* WRITTEN PROBLEM: Identify every line in the entries below that contains the word "Forgot" and copy each of those lines in full.
--- begin DATA ROWS ---
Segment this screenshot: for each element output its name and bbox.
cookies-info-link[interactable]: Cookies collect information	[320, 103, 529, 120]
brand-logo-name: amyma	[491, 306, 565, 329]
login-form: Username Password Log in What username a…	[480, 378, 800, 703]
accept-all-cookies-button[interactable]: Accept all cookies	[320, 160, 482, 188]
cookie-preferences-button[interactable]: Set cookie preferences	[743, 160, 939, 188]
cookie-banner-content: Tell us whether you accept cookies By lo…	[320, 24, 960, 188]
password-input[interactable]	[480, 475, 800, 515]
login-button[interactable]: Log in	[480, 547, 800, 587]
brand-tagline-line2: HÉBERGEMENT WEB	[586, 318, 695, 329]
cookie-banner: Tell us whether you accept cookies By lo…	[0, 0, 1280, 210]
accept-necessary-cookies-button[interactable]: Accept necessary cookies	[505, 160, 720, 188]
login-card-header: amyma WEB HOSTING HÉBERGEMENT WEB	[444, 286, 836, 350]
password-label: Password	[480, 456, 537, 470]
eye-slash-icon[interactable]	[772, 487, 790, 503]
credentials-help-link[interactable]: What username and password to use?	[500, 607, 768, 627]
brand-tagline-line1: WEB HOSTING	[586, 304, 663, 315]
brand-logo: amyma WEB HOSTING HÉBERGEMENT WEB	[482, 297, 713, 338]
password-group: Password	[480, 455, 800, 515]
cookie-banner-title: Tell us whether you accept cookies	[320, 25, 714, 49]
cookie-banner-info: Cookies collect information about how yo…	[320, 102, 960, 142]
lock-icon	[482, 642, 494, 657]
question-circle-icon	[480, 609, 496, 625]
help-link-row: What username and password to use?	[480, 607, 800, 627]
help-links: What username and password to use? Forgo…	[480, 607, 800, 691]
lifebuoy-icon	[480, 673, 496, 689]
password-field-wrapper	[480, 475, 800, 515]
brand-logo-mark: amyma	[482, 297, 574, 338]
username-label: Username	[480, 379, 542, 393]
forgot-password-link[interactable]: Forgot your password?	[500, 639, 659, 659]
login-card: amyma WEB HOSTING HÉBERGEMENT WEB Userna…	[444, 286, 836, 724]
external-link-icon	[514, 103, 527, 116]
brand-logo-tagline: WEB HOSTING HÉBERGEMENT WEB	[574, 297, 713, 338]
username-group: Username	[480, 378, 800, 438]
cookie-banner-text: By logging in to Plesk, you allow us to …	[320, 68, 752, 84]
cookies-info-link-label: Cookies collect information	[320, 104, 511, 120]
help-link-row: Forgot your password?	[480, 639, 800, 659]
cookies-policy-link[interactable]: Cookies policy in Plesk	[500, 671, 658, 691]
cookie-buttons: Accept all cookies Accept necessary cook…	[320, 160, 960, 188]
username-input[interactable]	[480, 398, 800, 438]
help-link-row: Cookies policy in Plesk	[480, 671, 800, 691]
--- end DATA ROWS ---
* EXERCISE RESULT:
forgot-password-link[interactable]: Forgot your password?	[500, 639, 659, 659]
help-link-row: Forgot your password?	[480, 639, 800, 659]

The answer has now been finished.